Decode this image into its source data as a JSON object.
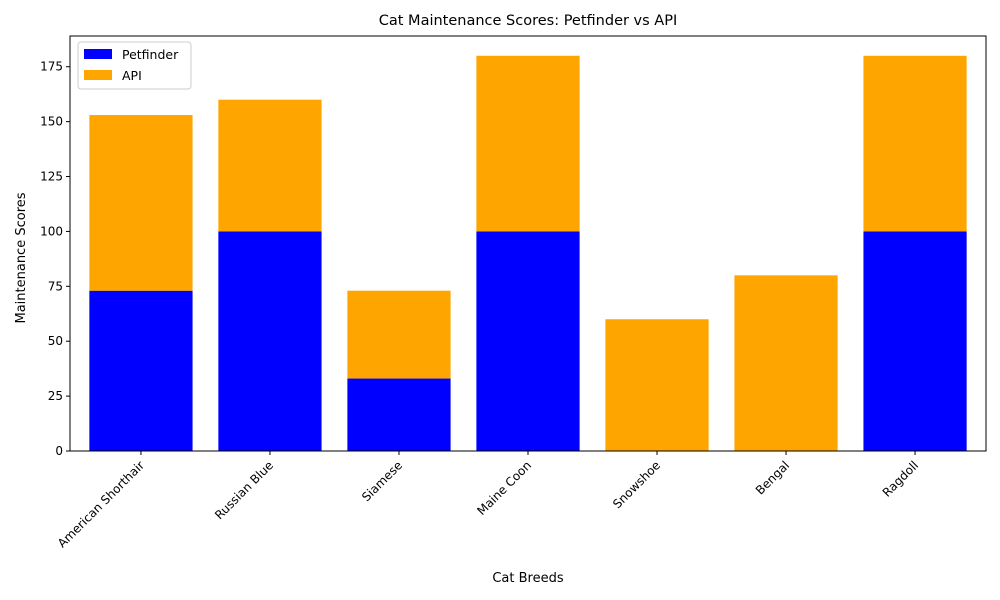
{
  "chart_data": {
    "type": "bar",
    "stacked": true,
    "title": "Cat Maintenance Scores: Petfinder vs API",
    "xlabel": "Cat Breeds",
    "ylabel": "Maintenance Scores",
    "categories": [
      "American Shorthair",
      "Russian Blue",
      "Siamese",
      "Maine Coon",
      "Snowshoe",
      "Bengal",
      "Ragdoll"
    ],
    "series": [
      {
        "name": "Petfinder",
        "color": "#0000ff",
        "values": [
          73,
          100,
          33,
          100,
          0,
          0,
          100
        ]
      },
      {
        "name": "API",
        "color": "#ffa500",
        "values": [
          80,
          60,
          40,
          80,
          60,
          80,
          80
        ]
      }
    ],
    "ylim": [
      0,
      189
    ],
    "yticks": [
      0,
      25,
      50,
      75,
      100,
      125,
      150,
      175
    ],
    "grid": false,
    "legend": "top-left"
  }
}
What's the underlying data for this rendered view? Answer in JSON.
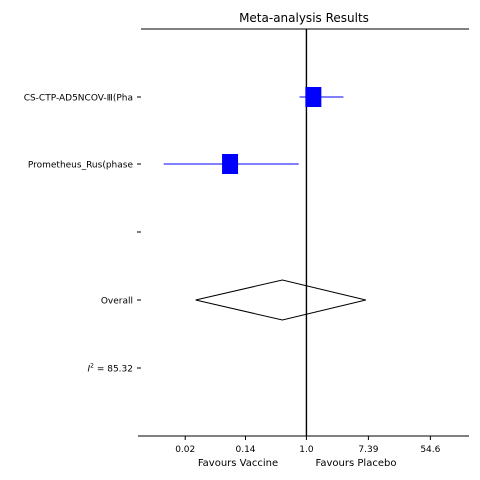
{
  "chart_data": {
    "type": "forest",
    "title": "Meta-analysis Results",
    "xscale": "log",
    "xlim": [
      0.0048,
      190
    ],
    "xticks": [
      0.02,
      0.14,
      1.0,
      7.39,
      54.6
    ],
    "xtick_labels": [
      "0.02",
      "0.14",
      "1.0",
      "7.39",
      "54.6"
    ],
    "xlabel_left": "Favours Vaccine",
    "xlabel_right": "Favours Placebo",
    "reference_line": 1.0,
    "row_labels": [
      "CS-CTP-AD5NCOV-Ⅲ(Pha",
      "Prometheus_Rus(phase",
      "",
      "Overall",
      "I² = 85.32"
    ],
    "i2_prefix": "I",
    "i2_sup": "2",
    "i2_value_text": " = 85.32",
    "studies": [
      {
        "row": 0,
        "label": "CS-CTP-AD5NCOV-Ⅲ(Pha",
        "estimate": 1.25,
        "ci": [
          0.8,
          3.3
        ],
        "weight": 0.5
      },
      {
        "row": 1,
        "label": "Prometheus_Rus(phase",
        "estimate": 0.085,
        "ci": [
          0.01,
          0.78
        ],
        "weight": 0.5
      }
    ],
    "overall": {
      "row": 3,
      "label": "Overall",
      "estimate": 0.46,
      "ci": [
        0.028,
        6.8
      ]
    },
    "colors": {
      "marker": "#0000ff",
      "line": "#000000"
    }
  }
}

AIM: All the records need to be repeated exactly, with the images dropped.

SOLUTION:
Decode this image into its source data as a JSON object.
{
  "chart_data": {
    "type": "bar",
    "stacked": true,
    "title": "Cat Maintenance Scores: Petfinder vs API",
    "xlabel": "Cat Breeds",
    "ylabel": "Maintenance Scores",
    "categories": [
      "American Shorthair",
      "Russian Blue",
      "Siamese",
      "Maine Coon",
      "Snowshoe",
      "Bengal",
      "Ragdoll"
    ],
    "series": [
      {
        "name": "Petfinder",
        "color": "#0000ff",
        "values": [
          73,
          100,
          33,
          100,
          0,
          0,
          100
        ]
      },
      {
        "name": "API",
        "color": "#ffa500",
        "values": [
          80,
          60,
          40,
          80,
          60,
          80,
          80
        ]
      }
    ],
    "ylim": [
      0,
      189
    ],
    "yticks": [
      0,
      25,
      50,
      75,
      100,
      125,
      150,
      175
    ],
    "grid": false,
    "legend": "top-left"
  }
}
What's the underlying data for this rendered view? Answer in JSON.
{
  "chart_data": {
    "type": "forest",
    "title": "Meta-analysis Results",
    "xscale": "log",
    "xlim": [
      0.0048,
      190
    ],
    "xticks": [
      0.02,
      0.14,
      1.0,
      7.39,
      54.6
    ],
    "xtick_labels": [
      "0.02",
      "0.14",
      "1.0",
      "7.39",
      "54.6"
    ],
    "xlabel_left": "Favours Vaccine",
    "xlabel_right": "Favours Placebo",
    "reference_line": 1.0,
    "row_labels": [
      "CS-CTP-AD5NCOV-Ⅲ(Pha",
      "Prometheus_Rus(phase",
      "",
      "Overall",
      "I² = 85.32"
    ],
    "i2_prefix": "I",
    "i2_sup": "2",
    "i2_value_text": " = 85.32",
    "studies": [
      {
        "row": 0,
        "label": "CS-CTP-AD5NCOV-Ⅲ(Pha",
        "estimate": 1.25,
        "ci": [
          0.8,
          3.3
        ],
        "weight": 0.5
      },
      {
        "row": 1,
        "label": "Prometheus_Rus(phase",
        "estimate": 0.085,
        "ci": [
          0.01,
          0.78
        ],
        "weight": 0.5
      }
    ],
    "overall": {
      "row": 3,
      "label": "Overall",
      "estimate": 0.46,
      "ci": [
        0.028,
        6.8
      ]
    },
    "colors": {
      "marker": "#0000ff",
      "line": "#000000"
    }
  }
}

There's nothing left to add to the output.